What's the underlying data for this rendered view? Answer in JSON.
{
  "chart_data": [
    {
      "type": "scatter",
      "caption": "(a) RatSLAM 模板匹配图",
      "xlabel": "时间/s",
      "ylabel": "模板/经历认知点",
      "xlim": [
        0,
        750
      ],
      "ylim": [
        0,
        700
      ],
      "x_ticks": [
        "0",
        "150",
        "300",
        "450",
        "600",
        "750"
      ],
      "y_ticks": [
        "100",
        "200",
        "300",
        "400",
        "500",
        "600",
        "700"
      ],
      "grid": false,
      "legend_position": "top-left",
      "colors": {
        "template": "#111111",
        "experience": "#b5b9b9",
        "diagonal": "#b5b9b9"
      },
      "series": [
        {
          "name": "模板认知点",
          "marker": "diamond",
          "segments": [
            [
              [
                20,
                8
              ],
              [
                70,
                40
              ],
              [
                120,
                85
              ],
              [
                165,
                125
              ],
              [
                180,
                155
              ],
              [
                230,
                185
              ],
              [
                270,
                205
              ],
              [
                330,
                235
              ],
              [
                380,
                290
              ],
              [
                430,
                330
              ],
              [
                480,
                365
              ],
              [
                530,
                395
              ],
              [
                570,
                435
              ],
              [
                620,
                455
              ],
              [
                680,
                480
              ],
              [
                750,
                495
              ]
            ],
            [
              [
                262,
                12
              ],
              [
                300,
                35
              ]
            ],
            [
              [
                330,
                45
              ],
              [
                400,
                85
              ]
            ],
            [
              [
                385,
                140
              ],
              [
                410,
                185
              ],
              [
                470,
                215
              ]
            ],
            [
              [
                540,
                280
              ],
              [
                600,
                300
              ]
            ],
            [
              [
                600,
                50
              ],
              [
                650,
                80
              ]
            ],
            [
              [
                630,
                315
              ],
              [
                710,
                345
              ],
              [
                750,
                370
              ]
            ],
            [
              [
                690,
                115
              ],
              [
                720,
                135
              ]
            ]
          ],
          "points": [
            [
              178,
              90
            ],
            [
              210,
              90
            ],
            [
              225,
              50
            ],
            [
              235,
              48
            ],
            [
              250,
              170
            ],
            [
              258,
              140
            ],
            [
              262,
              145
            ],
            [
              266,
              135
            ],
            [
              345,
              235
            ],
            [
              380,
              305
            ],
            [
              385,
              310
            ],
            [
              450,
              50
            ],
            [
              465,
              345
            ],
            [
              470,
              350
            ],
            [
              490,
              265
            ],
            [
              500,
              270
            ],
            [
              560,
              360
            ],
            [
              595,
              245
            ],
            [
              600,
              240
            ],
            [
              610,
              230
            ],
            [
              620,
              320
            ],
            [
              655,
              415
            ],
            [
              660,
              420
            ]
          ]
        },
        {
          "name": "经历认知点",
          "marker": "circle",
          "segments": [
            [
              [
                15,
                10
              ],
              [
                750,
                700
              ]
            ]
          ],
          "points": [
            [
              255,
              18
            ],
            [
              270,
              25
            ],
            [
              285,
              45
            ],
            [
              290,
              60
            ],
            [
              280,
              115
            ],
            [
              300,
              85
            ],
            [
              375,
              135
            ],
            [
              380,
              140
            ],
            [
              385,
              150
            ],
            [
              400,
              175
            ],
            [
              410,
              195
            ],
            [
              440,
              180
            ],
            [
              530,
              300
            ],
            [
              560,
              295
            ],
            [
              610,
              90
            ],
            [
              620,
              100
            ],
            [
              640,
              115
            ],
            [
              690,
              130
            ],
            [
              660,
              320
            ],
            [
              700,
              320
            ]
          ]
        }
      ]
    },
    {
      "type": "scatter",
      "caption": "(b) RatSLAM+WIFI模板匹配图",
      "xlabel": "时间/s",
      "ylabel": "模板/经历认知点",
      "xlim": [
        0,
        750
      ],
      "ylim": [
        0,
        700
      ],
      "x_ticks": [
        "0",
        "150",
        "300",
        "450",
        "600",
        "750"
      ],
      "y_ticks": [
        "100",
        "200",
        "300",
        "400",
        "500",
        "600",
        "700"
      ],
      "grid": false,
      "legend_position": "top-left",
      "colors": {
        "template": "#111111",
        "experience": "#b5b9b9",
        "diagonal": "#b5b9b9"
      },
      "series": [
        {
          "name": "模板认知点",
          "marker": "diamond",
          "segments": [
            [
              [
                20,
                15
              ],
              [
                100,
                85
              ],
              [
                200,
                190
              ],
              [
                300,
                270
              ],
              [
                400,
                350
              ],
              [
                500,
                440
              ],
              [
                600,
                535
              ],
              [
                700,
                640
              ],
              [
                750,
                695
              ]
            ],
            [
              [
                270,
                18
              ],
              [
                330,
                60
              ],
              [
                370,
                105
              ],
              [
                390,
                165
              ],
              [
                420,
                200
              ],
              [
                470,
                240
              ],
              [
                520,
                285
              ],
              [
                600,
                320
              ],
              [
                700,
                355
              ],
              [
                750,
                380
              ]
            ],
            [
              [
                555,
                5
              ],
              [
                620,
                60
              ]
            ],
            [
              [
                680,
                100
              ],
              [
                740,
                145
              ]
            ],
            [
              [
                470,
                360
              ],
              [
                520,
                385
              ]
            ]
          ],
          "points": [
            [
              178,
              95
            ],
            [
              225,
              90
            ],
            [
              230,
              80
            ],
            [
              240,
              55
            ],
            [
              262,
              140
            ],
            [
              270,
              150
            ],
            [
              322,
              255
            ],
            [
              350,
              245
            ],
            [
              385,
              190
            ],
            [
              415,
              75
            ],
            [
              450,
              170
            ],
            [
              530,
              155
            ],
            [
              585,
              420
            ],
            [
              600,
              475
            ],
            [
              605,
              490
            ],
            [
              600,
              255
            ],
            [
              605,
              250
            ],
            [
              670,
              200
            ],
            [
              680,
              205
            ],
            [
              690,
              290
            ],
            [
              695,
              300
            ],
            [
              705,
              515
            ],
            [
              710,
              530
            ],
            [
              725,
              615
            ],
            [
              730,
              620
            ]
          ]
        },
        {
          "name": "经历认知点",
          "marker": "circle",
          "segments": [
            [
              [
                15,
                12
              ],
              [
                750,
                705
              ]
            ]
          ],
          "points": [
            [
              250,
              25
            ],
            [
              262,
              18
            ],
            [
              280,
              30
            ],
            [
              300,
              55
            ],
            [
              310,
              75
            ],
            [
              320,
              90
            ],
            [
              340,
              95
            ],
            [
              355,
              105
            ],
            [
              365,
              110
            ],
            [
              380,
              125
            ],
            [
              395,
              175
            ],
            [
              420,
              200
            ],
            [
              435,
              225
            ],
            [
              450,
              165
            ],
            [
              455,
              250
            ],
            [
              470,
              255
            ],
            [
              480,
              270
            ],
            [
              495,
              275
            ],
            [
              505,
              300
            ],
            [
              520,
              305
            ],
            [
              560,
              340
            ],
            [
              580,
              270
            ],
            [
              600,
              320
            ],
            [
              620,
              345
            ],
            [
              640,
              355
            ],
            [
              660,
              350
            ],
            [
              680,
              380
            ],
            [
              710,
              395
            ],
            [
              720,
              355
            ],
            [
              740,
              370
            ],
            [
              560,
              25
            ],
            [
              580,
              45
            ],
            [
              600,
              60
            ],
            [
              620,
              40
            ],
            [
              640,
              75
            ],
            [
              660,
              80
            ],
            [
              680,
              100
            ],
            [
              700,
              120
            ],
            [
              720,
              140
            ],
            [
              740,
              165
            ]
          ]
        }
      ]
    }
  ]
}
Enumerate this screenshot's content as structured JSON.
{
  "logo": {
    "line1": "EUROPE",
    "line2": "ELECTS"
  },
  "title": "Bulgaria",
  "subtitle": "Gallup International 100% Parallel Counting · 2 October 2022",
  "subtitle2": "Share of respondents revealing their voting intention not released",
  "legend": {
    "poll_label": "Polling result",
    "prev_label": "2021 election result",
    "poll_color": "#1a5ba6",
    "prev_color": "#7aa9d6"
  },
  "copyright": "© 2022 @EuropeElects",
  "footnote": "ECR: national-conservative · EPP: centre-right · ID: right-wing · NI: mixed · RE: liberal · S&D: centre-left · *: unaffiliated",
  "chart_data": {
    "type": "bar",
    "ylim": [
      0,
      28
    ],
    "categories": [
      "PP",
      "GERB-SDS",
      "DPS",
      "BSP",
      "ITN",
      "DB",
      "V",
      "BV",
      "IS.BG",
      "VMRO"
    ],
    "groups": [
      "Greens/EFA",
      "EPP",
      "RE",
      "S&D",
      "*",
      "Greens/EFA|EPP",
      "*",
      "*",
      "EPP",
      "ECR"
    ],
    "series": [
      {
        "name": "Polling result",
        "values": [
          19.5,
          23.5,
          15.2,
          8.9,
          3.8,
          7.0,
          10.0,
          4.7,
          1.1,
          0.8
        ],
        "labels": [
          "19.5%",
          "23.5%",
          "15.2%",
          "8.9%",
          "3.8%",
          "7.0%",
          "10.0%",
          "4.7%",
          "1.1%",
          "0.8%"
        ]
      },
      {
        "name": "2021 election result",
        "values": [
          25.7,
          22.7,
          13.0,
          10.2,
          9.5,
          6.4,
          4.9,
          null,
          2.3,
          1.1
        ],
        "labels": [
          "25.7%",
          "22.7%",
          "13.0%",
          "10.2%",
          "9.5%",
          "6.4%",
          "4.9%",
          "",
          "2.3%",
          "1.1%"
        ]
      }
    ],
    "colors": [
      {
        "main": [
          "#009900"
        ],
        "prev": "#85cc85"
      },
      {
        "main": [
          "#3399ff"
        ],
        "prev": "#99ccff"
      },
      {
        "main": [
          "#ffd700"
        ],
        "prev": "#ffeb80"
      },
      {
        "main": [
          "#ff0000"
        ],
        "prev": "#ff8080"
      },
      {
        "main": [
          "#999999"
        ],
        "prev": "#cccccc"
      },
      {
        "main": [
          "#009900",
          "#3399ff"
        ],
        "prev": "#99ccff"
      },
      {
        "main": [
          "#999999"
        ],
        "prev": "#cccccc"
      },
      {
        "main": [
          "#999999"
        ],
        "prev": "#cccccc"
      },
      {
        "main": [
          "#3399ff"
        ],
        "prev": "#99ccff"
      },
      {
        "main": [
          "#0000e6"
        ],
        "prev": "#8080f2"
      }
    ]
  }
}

= = = = =

TASK OBJECTIVE
From the records above, pick out and copy each line holding the word "Polling".

EXERCISE RESULT
    "poll_label": "Polling result",
        "name": "Polling result",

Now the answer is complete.